> [WHAT IS BEING ASKED]
Among the entries below, find the lines with "medal" and copy them.

> [MATERIAL FOR THIS TASK]
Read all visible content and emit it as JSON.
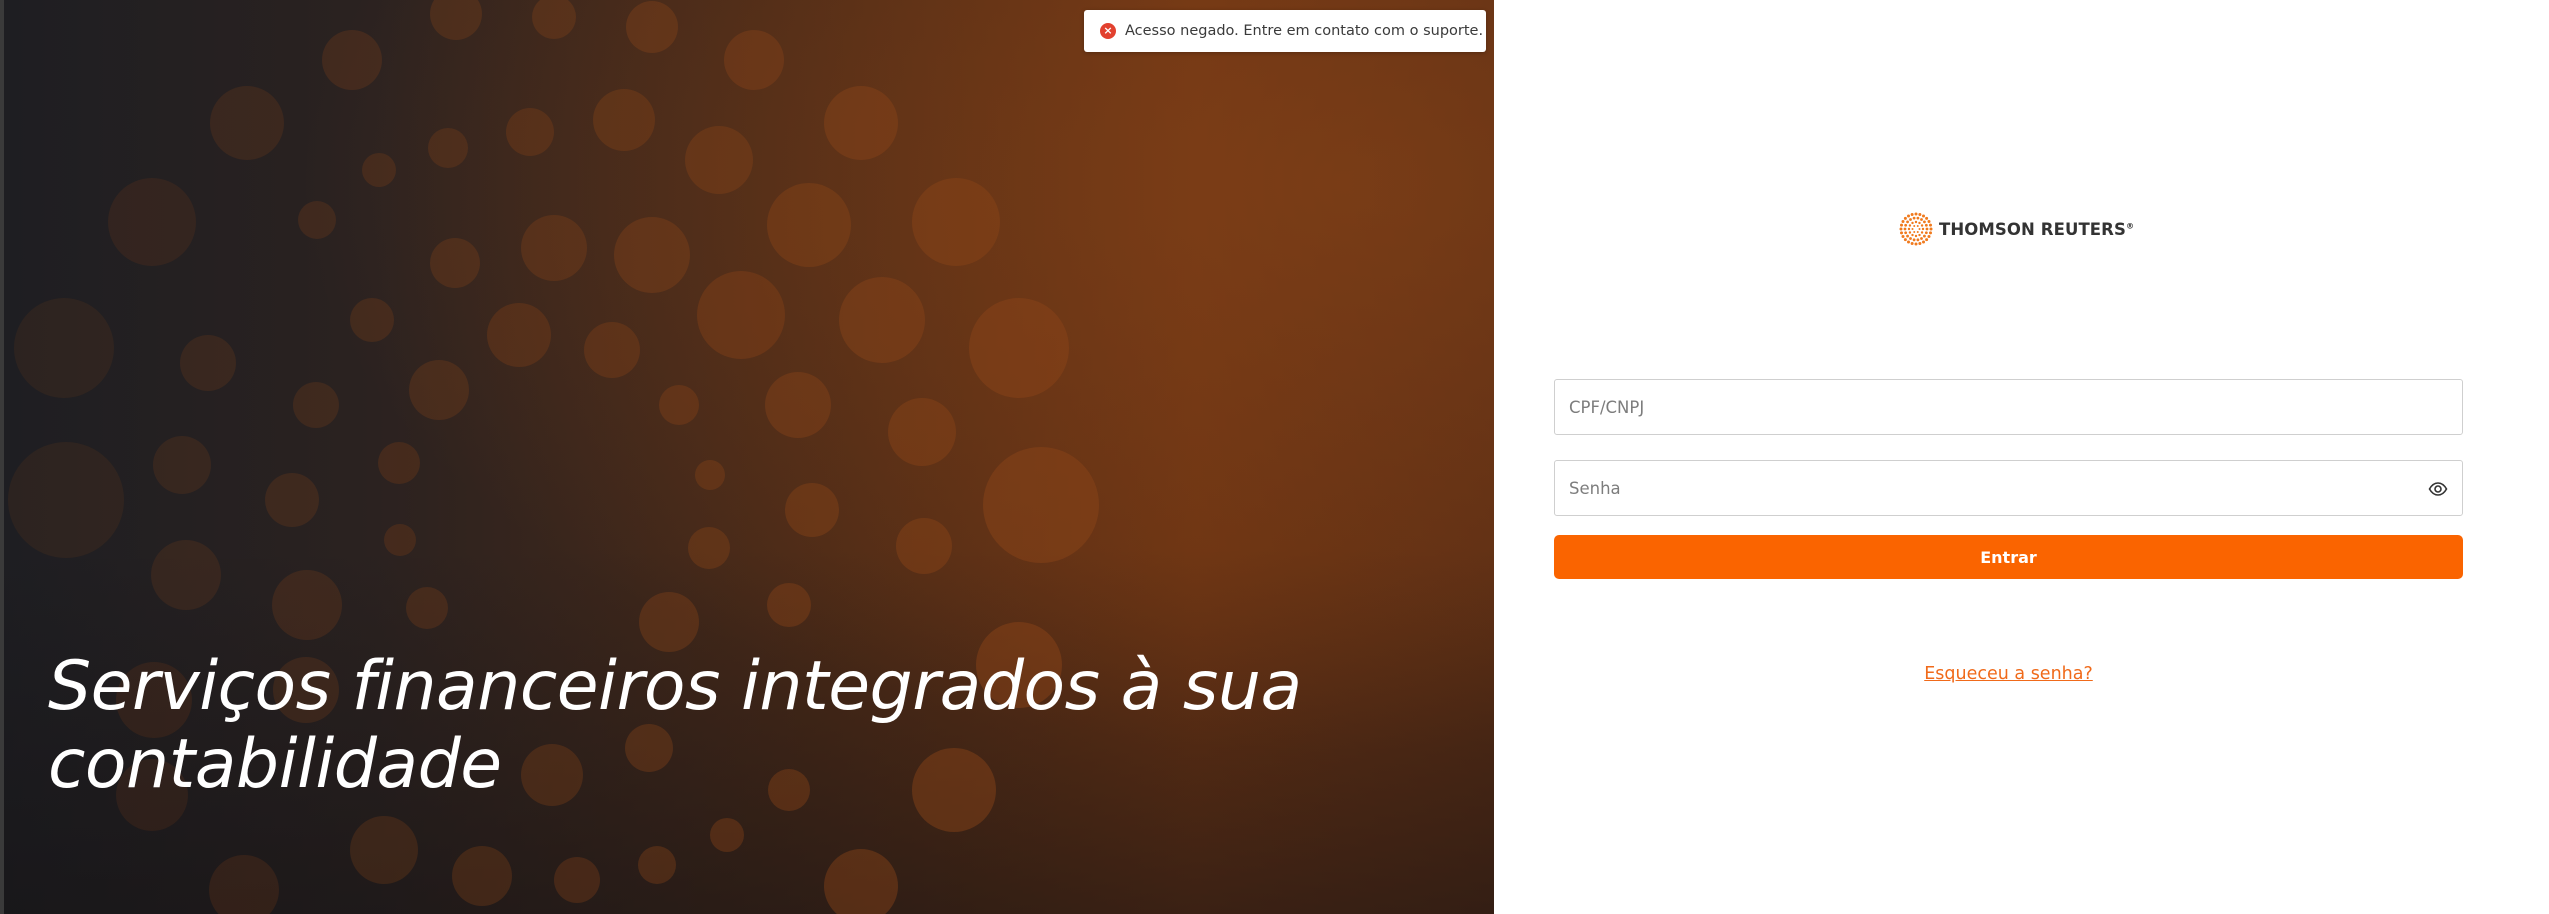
{
  "hero": {
    "title_line1": "Serviços financeiros integrados à sua",
    "title_line2": "contabilidade",
    "background_colors": [
      "#1e1e22",
      "#4b2a17",
      "#6a3313"
    ],
    "dot_color": "#8a4418"
  },
  "toast": {
    "icon": "error-icon",
    "icon_glyph": "×",
    "message": "Acesso negado. Entre em contato com o suporte.",
    "color": "#e2412f"
  },
  "logo": {
    "text": "THOMSON REUTERS",
    "registered": "®",
    "icon": "thomson-reuters-logo-icon"
  },
  "form": {
    "cpf_placeholder": "CPF/CNPJ",
    "cpf_value": "",
    "password_placeholder": "Senha",
    "password_value": "",
    "password_toggle_icon": "eye-icon",
    "submit_label": "Entrar",
    "forgot_label": "Esqueceu a senha?",
    "accent_color": "#fa6400"
  }
}
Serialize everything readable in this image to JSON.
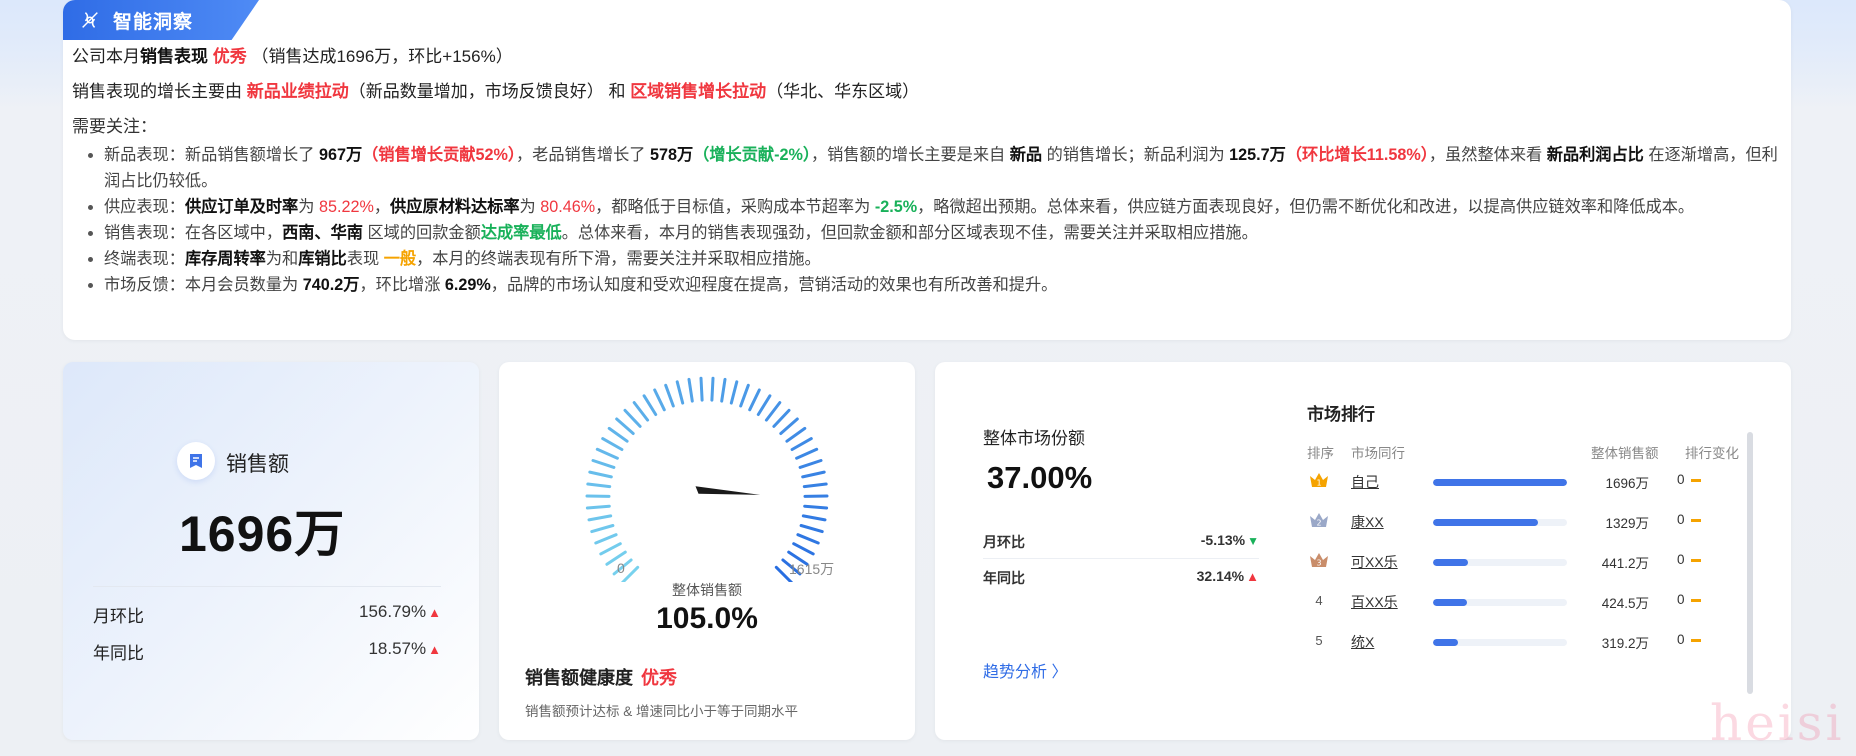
{
  "insight": {
    "badge": "智能洞察",
    "line1": {
      "pre": "公司本月",
      "b": "销售表现",
      "rating": "优秀",
      "post": "（销售达成1696万，环比+156%）"
    },
    "line2": {
      "pre": "销售表现的增长主要由 ",
      "factor1": "新品业绩拉动",
      "mid": "（新品数量增加，市场反馈良好） 和 ",
      "factor2": "区域销售增长拉动",
      "post": "（华北、华东区域）"
    },
    "line3": "需要关注：",
    "b1": {
      "t1": "新品表现：新品销售额增长了 ",
      "v1": "967万",
      "v1b": "（销售增长贡献52%）",
      "t2": "，老品销售增长了 ",
      "v2": "578万",
      "v2b": "（增长贡献-2%）",
      "t3": "，销售额的增长主要是来自 ",
      "v3": "新品",
      "t4": " 的销售增长；新品利润为 ",
      "v4": "125.7万",
      "v4b": "（环比增长11.58%）",
      "t5": "，虽然整体来看 ",
      "v5": "新品利润占比",
      "t6": " 在逐渐增高，但利润占比仍较低。"
    },
    "b2": {
      "t1": "供应表现：",
      "v1": "供应订单及时率",
      "t2": "为 ",
      "v2": "85.22%",
      "t3": "，",
      "v3": "供应原材料达标率",
      "t4": "为 ",
      "v4": "80.46%",
      "t5": "，都略低于目标值，采购成本节超率为 ",
      "v5": "-2.5%",
      "t6": "，略微超出预期。总体来看，供应链方面表现良好，但仍需不断优化和改进，以提高供应链效率和降低成本。"
    },
    "b3": {
      "t1": "销售表现：在各区域中，",
      "v1": "西南、华南",
      "t2": " 区域的回款金额",
      "v2": "达成率最低",
      "t3": "。总体来看，本月的销售表现强劲，但回款金额和部分区域表现不佳，需要关注并采取相应措施。"
    },
    "b4": {
      "t1": "终端表现：",
      "v1": "库存周转率",
      "t2": "为和",
      "v2": "库销比",
      "t3": "表现 ",
      "v3": "一般",
      "t4": "，本月的终端表现有所下滑，需要关注并采取相应措施。"
    },
    "b5": {
      "t1": "市场反馈：本月会员数量为 ",
      "v1": "740.2万",
      "t2": "，环比增涨 ",
      "v2": "6.29%",
      "t3": "，品牌的市场认知度和受欢迎程度在提高，营销活动的效果也有所改善和提升。"
    }
  },
  "sales": {
    "label": "销售额",
    "value": "1696万",
    "mom_label": "月环比",
    "mom_value": "156.79%",
    "yoy_label": "年同比",
    "yoy_value": "18.57%"
  },
  "gauge": {
    "min_label": "0",
    "max_label": "1615万",
    "caption": "整体销售额",
    "value_label": "105.0%",
    "percent": 105.0,
    "health_label": "销售额健康度",
    "health_rating": "优秀",
    "note": "销售额预计达标 & 增速同比小于等于同期水平"
  },
  "market": {
    "title": "整体市场份额",
    "value": "37.00%",
    "mom_label": "月环比",
    "mom_value": "-5.13%",
    "yoy_label": "年同比",
    "yoy_value": "32.14%",
    "trend_link": "趋势分析",
    "rank_title": "市场排行",
    "headers": {
      "idx": "排序",
      "name": "市场同行",
      "amount": "整体销售额",
      "change": "排行变化"
    },
    "rows": [
      {
        "idx": "",
        "medal": "gold",
        "name": "自己",
        "amount": "1696万",
        "amount_num": 1696,
        "change": "0"
      },
      {
        "idx": "",
        "medal": "silver",
        "name": "康XX",
        "amount": "1329万",
        "amount_num": 1329,
        "change": "0"
      },
      {
        "idx": "",
        "medal": "bronze",
        "name": "可XX乐",
        "amount": "441.2万",
        "amount_num": 441.2,
        "change": "0"
      },
      {
        "idx": "4",
        "medal": "",
        "name": "百XX乐",
        "amount": "424.5万",
        "amount_num": 424.5,
        "change": "0"
      },
      {
        "idx": "5",
        "medal": "",
        "name": "统X",
        "amount": "319.2万",
        "amount_num": 319.2,
        "change": "0"
      }
    ]
  },
  "colors": {
    "accent": "#2f6ce6",
    "red": "#f0373f",
    "green": "#19b15a",
    "orange": "#f5a300",
    "bar": "#3f74e8"
  },
  "watermark": "heisi"
}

> [OUTPUT FOR THIS TASK]
        "medal": "gold",
        "medal": "silver",
        "medal": "bronze",
        "medal": "",
        "medal": "",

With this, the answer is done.